Copy the text of every item below word for word, but leave out the pictures.

..........

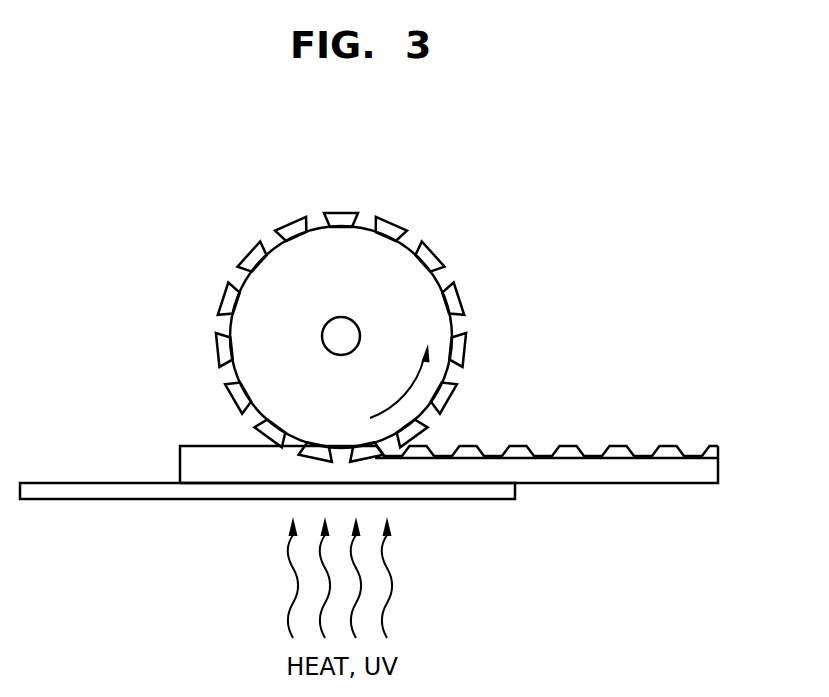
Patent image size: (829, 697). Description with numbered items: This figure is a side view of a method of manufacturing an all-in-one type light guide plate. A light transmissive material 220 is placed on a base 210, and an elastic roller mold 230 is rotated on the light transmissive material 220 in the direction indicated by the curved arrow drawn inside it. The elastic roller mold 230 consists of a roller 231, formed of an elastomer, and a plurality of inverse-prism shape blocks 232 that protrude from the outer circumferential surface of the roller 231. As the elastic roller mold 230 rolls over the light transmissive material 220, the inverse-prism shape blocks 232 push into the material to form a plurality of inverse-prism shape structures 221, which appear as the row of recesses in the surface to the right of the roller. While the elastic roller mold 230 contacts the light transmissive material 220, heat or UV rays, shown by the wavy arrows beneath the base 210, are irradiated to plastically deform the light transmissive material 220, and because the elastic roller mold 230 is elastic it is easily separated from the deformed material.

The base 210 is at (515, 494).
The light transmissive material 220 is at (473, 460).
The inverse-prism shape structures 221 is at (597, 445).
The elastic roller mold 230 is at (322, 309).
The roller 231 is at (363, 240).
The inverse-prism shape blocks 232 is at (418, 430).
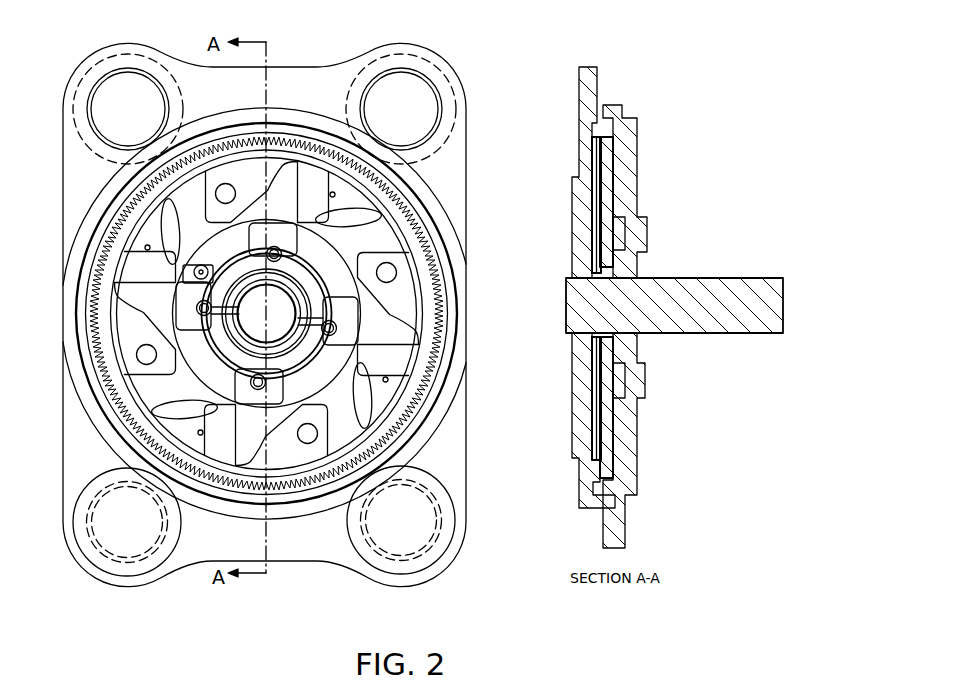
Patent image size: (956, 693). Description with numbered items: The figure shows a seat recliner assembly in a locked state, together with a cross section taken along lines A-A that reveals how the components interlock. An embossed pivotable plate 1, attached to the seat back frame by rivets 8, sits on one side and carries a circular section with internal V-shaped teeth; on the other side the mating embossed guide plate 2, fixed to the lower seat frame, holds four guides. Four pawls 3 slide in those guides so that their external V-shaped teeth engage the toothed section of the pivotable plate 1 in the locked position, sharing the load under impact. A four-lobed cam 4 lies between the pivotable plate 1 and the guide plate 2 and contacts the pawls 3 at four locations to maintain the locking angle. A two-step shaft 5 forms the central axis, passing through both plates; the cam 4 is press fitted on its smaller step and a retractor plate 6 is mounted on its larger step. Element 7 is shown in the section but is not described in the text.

..........

[Result of the task]
Patent image size: (829, 697). Description with numbered items: This figure is a side view of a method of manufacturing an all-in-one type light guide plate. A light transmissive material 220 is placed on a base 210, and an elastic roller mold 230 is rotated on the light transmissive material 220 in the direction indicated by the curved arrow drawn inside it. The elastic roller mold 230 consists of a roller 231, formed of an elastomer, and a plurality of inverse-prism shape blocks 232 that protrude from the outer circumferential surface of the roller 231. As the elastic roller mold 230 rolls over the light transmissive material 220, the inverse-prism shape blocks 232 push into the material to form a plurality of inverse-prism shape structures 221, which appear as the row of recesses in the surface to the right of the roller. While the elastic roller mold 230 contacts the light transmissive material 220, heat or UV rays, shown by the wavy arrows beneath the base 210, are irradiated to plastically deform the light transmissive material 220, and because the elastic roller mold 230 is elastic it is easily separated from the deformed material.

The base 210 is at (515, 494).
The light transmissive material 220 is at (473, 460).
The inverse-prism shape structures 221 is at (597, 445).
The elastic roller mold 230 is at (322, 309).
The roller 231 is at (363, 240).
The inverse-prism shape blocks 232 is at (418, 430).
Patent image size: (956, 693). Description with numbered items: The figure shows a seat recliner assembly in a locked state, together with a cross section taken along lines A-A that reveals how the components interlock. An embossed pivotable plate 1, attached to the seat back frame by rivets 8, sits on one side and carries a circular section with internal V-shaped teeth; on the other side the mating embossed guide plate 2, fixed to the lower seat frame, holds four guides. Four pawls 3 slide in those guides so that their external V-shaped teeth engage the toothed section of the pivotable plate 1 in the locked position, sharing the load under impact. A four-lobed cam 4 lies between the pivotable plate 1 and the guide plate 2 and contacts the pawls 3 at four locations to maintain the locking angle. A two-step shaft 5 forms the central axis, passing through both plates; the cam 4 is press fitted on its smaller step and a retractor plate 6 is mounted on its larger step. Element 7 is shown in the section but is not described in the text.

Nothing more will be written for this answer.